SOURCE EXTRACT —

"""

BinningAutoBatcher¶

class torch_sim.autobatching.BinningAutoBatcher(model, *, memory_scales_with='n_atoms_x_density', max_memory_scaler=None, return_indices=False, max_atoms_to_try=500_000, memory_scaling_factor=1.6, max_memory_padding=1.0)[source]¶

Bases: object

Batcher that groups states into bins of similar computational cost.

Divides a collection of states into batches that can be processed efficiently without exceeding GPU memory. States are grouped based on a memory scaling metric to maximize GPU utilization. This approach is ideal for scenarios where all states need to be evolved the same number of steps.

To avoid a slow memory estimation step, set the max_memory_scaler to a known value.

Variables:

model (ModelInterface) – Model used for memory estimation and processing.
memory_scales_with (str) – Metric type used for memory estimation.
max_memory_scaler (float) – Maximum memory metric allowed per batch.
max_atoms_to_try (int) – Maximum number of atoms to try when estimating memory.
return_indices (bool) – Whether to return original indices with batches.
state_slices (list[SimState]) – Individual states to be batched.
memory_scalers (list[float]) – Memory scaling metrics for each state.
index_to_scaler (dict) – Mapping from state index to its scaling metric.
index_bins (list[list[int]]) – Groups of state indices that can be batched together.
batched_states (list[list[SimState]]) – Grouped states ready for batching.
current_state_bin (int) – Index of the current batch being processed.

Parameters:

model (ModelInterface)
memory_scales_with (Literal['n_atoms_x_density', 'n_atoms'])
max_memory_scaler (float | None)
return_indices (bool)
max_atoms_to_try (int)
memory_scaling_factor (float)
max_memory_padding (float)

Example:

# Create a batcher with a Lennard-Jones model
batcher = BinningAutoBatcher(
    model=lj_model, memory_scales_with="n_atoms", max_memory_scaler=1000.0
)

# Load states and process them in batches
batcher.load_states(states)
final_states = []
for batch in batcher:
    final_states.append(evolve_batch(batch))

# Restore original order
ordered_final_states = batcher.restore_original_order(final_states)

load_states(states)[source]¶

Load new states into the batcher.

Processes the input states, computes memory scaling metrics for each, and organizes them into optimal batches using a bin-packing algorithm to maximize GPU utilization.

Parameters:: states (list[SimState] | SimState) – Collection of states to batch. Either a list of individual SimState objects or a single batched SimState that will be split into individual states. Each SimState has shape information specific to its instance.
Returns:: Maximum memory scaling metric that fits in GPU memory.
Return type:: float
Raises:: ValueError – If any individual state has a memory scaling metric greater than the maximum allowed value.

Example:

# Load individual states
batcher.load_states([state1, state2, state3])

# Or load a batched state that will be split
batcher.load_states(batched_state)

Notes

This method resets the current state bin index, so any ongoing iteration will be restarted when this method is called.

next_batch(*, return_indices=False)[source]¶

Get the next batch of states.

"""

(Element location data)
"""

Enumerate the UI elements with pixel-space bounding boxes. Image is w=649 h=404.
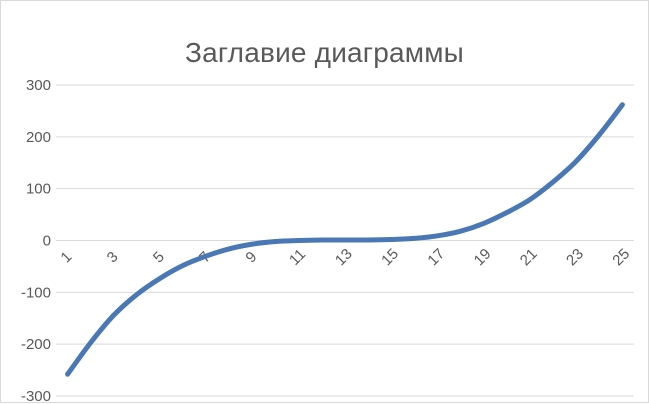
x-tick-label: 9	[242, 248, 260, 266]
x-tick-label: 19	[471, 245, 495, 269]
y-tick-label: 0	[43, 233, 51, 250]
y-tick-label: 200	[26, 129, 51, 146]
x-tick-label: 15	[378, 245, 402, 269]
y-tick-label: -200	[21, 336, 51, 353]
series-line-0	[65, 102, 625, 377]
y-axis-tick-labels: 300 200 100 0 -100 -200 -300	[21, 77, 51, 404]
chart-title: Заглавие диаграммы	[185, 37, 464, 68]
y-tick-label: 300	[26, 77, 51, 94]
y-tick-label: 100	[26, 181, 51, 198]
x-tick-label: 1	[57, 248, 75, 266]
x-tick-label: 21	[517, 245, 541, 269]
x-tick-label: 3	[104, 248, 122, 266]
x-tick-label: 13	[332, 245, 356, 269]
x-tick-label: 23	[563, 245, 587, 269]
series-group	[65, 102, 625, 377]
x-tick-label: 17	[424, 245, 448, 269]
gridlines	[56, 84, 634, 397]
y-tick-label: -300	[21, 388, 51, 404]
x-tick-label: 11	[286, 246, 309, 269]
y-tick-label: -100	[21, 284, 51, 301]
x-axis-tick-labels: 1 3 5 7 9 11 13 15 17 19 21 23 25	[57, 245, 633, 269]
x-tick-label: 5	[150, 248, 168, 266]
x-tick-label: 25	[609, 245, 633, 269]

"""

DESCRIPTION OF THE TASK — From the BinningAutoBatcher documentation, output the passage verbatim, starting at the words that contain "Batcher that groups" and ending after "for memory estimation.".

OUTPUT FOR THIS EXERCISE —
Batcher that groups states into bins of similar computational cost.

Divides a collection of states into batches that can be processed efficiently without exceeding GPU memory. States are grouped based on a memory scaling metric to maximize GPU utilization. This approach is ideal for scenarios where all states need to be evolved the same number of steps.

To avoid a slow memory estimation step, set the max_memory_scaler to a known value.

Variables:

model (ModelInterface) – Model used for memory estimation and processing.
memory_scales_with (str) – Metric type used for memory estimation.